It cannot be stressed how important this technique is in a lethal force situation. It is equally important that this technique is practiced to allow a seamless transition into this position.


Rule 1: Train as you fight; Fight how you train

This particular rule is not new or original. It is appropriate for any type of perishable skills training. It comes from the common knowledge that any person under the extreme stress of combat will revert to their training. One of the most regrettable in the history of the badge is the Newhall Incident, where four California Highway Patrol (CHP) officers were massacred by a couple of well-armed felons. It was routine for officers training on the range to put their expended brass in the pocket before reloading. No one can fault the slain Newhall officer who was found with expended brass in his pocket at the scene. We can only speculate that he was responding as he did in practice.

The largest percentage of officer involved shootings occurs after the sun goes down. Agencies should quit practicing under ideal conditions.

Sport shooting is great for recreational practice but there are certain bad habits one can learn. There are certain stages in sport shooting competition where shooters must stay inside of a box outline or constructed of two-by-fours or steel. A well-versed combat shooter would probably stand much further back if the box were not there.

This is not to say sport shooting stages are completely unrealistic. Shooters complete shoot/no shoot stages as fast as possible while running and reloading under time constraints. The artificial box might not always be there, but what if the combat shooter had to shoot within the constraints of a doorway or closet?

Rule 2: Slice in, slice out

Usually, it is better to back up a bit to see more targets, rather than bend around the barricade. If the officer has a lot of room behind him, he should use it. Slowly stepping back may give a better perspective. Most importantly, lead with the gun, not the forehead.

Slicing means using angles to see and engage more target while exposing less. Slicing is dynamic — never done mechanically. The decision-making process should drive slicing. A common training error is slicing around the barricade to engage the first time, ducking behind cover for a reload or to work the radio and popping out the second time.

Practicing slicing into a barricade will increase the speed and decision-making process, improving the capabilities of the officer.

Rule 3: Patrol work is moving from cover to cover

Officers should also slice their way to each call. If given the choice of drifting toward an oak and strolling toward the front door of a residence, pick the oak. Officers should keep the tree between them and the greatest perceived threat. After the oak, use the light pole in front of the house, then the doorframe. This practice will augment the secondary cover an officer should always have with him: The vest.

Subtly slicing to each barricade is not hard. One should avoid predictable behavior, like walking down the sidewalk every time. Rather, officers should subtly shift their attention from object to object, prepared to put something solid in front of them.

If the officer is wise enough to slice in and out, he should also be wise enough to use cover as long as possible. That is, one should not be in any great hurry to break from cover. Every experienced officer has an example of the time when a suspect recovered from a severe shock, crash or injury and continued to fight, run or drive. Why break cover when unnecessary?

────────────────────

→ **WRITTEN TASK 1**
Answer these questions from the firearms training text:
(a) What is the name of the incident in which four California Highway Patrol officers were killed?
(b) When does the largest percentage of officer involved shootings occur?
(c) What does the text name as the secondary cover an officer should always have?
The firearms training text has nothing to do with the entries that follow it.

→ **THE DATA**
────────────────────

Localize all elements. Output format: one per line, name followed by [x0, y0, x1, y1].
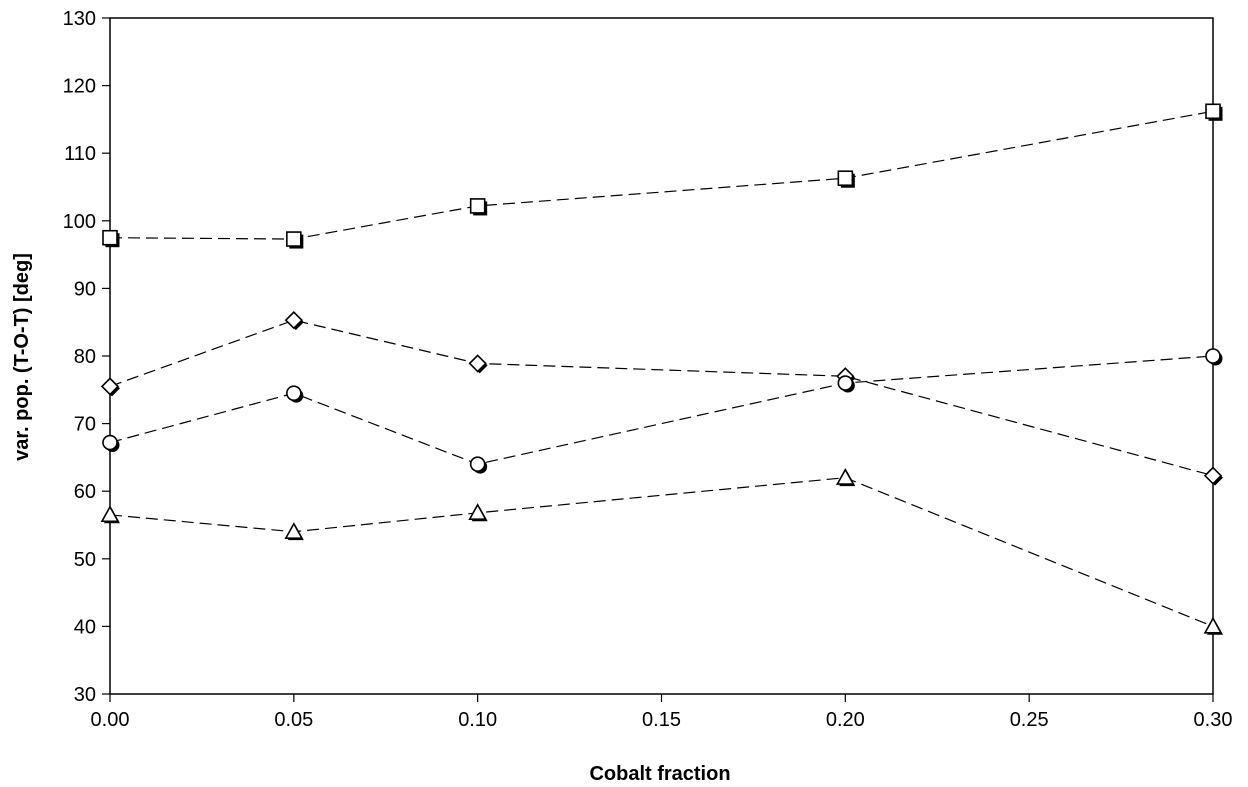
x-tick-label: 0.10 — [458, 709, 497, 731]
series-diamond — [100, 311, 1223, 486]
y-tick-label: 110 — [64, 143, 96, 165]
data-point-circle — [469, 456, 486, 472]
x-tick-label: 0.05 — [274, 709, 313, 731]
x-tick-label: 0.00 — [91, 709, 130, 731]
data-point-diamond — [284, 311, 303, 330]
data-point-circle — [286, 385, 302, 401]
data-point-circle — [1205, 348, 1221, 364]
y-tick-label: 50 — [74, 549, 96, 571]
data-point-circle — [102, 434, 118, 451]
data-point-square — [286, 231, 302, 247]
series-circle — [102, 348, 1223, 474]
series-line — [109, 477, 1214, 627]
data-point-triangle — [284, 522, 304, 539]
series-square — [102, 103, 1223, 249]
data-point-diamond — [100, 377, 120, 396]
x-tick-label: 0.30 — [1194, 709, 1233, 731]
y-tick-label: 30 — [74, 684, 96, 706]
y-tick-label: 60 — [74, 481, 96, 503]
y-tick-label: 90 — [74, 278, 96, 300]
data-point-circle — [837, 375, 854, 391]
x-tick-label: 0.20 — [826, 709, 865, 731]
y-tick-label: 70 — [74, 414, 96, 436]
data-point-diamond — [1203, 466, 1223, 485]
y-tick-label: 120 — [63, 76, 96, 98]
data-point-triangle — [1203, 616, 1223, 634]
y-tick-label: 80 — [74, 346, 96, 368]
series-triangle — [100, 468, 1223, 635]
data-point-triangle — [835, 468, 855, 485]
data-point-square — [837, 170, 854, 187]
data-point-triangle — [468, 503, 488, 521]
series-line — [109, 355, 1214, 465]
x-tick-label: 0.25 — [1010, 709, 1049, 731]
data-point-triangle — [100, 505, 120, 523]
y-tick-label: 130 — [63, 8, 96, 30]
x-axis-title: Cobalt fraction — [589, 763, 730, 785]
y-tick-label: 100 — [63, 211, 96, 233]
data-point-diamond — [468, 354, 487, 373]
data-point-square — [469, 198, 486, 214]
x-tick-label: 0.15 — [642, 709, 681, 731]
data-point-square — [102, 229, 118, 246]
y-axis-title: var. pop. (T-O-T) [deg] — [11, 253, 33, 461]
series-line — [109, 110, 1214, 240]
y-tick-label: 40 — [74, 616, 96, 638]
data-point-square — [1205, 103, 1221, 120]
plot-area — [109, 17, 1214, 695]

────────────────────

→ **WRITTEN TASK 2**
In the entries, rename "data-point-circle" to "data-point-dot" in the lines starting at the one containing "x-tick-label: 0.10 — [458, 709, 497, 731]" and ending at the last line of the entries. Give back only those lines, otherwise unchanged.

→ **COMPLETE OUTPUT 1**
(a) The Newhall Incident
(b) After the sun goes down
(c) The vest

→ **COMPLETE OUTPUT 2**
x-tick-label: 0.10 — [458, 709, 497, 731]
series-diamond — [100, 311, 1223, 486]
y-tick-label: 110 — [64, 143, 96, 165]
data-point-dot — [469, 456, 486, 472]
x-tick-label: 0.05 — [274, 709, 313, 731]
x-tick-label: 0.00 — [91, 709, 130, 731]
data-point-diamond — [284, 311, 303, 330]
data-point-dot — [286, 385, 302, 401]
data-point-dot — [1205, 348, 1221, 364]
y-tick-label: 50 — [74, 549, 96, 571]
data-point-dot — [102, 434, 118, 451]
data-point-square — [286, 231, 302, 247]
series-circle — [102, 348, 1223, 474]
series-line — [109, 477, 1214, 627]
data-point-triangle — [284, 522, 304, 539]
series-square — [102, 103, 1223, 249]
data-point-diamond — [100, 377, 120, 396]
x-tick-label: 0.30 — [1194, 709, 1233, 731]
y-tick-label: 30 — [74, 684, 96, 706]
y-tick-label: 60 — [74, 481, 96, 503]
y-tick-label: 90 — [74, 278, 96, 300]
data-point-dot — [837, 375, 854, 391]
x-tick-label: 0.20 — [826, 709, 865, 731]
y-tick-label: 70 — [74, 414, 96, 436]
data-point-diamond — [1203, 466, 1223, 485]
y-tick-label: 120 — [63, 76, 96, 98]
data-point-triangle — [1203, 616, 1223, 634]
y-tick-label: 80 — [74, 346, 96, 368]
series-triangle — [100, 468, 1223, 635]
data-point-triangle — [835, 468, 855, 485]
data-point-square — [837, 170, 854, 187]
data-point-triangle — [468, 503, 488, 521]
series-line — [109, 355, 1214, 465]
x-tick-label: 0.25 — [1010, 709, 1049, 731]
data-point-triangle — [100, 505, 120, 523]
y-tick-label: 130 — [63, 8, 96, 30]
x-axis-title: Cobalt fraction — [589, 763, 730, 785]
y-tick-label: 100 — [63, 211, 96, 233]
data-point-diamond — [468, 354, 487, 373]
data-point-square — [469, 198, 486, 214]
x-tick-label: 0.15 — [642, 709, 681, 731]
data-point-square — [102, 229, 118, 246]
y-axis-title: var. pop. (T-O-T) [deg] — [11, 253, 33, 461]
series-line — [109, 110, 1214, 240]
y-tick-label: 40 — [74, 616, 96, 638]
data-point-square — [1205, 103, 1221, 120]
plot-area — [109, 17, 1214, 695]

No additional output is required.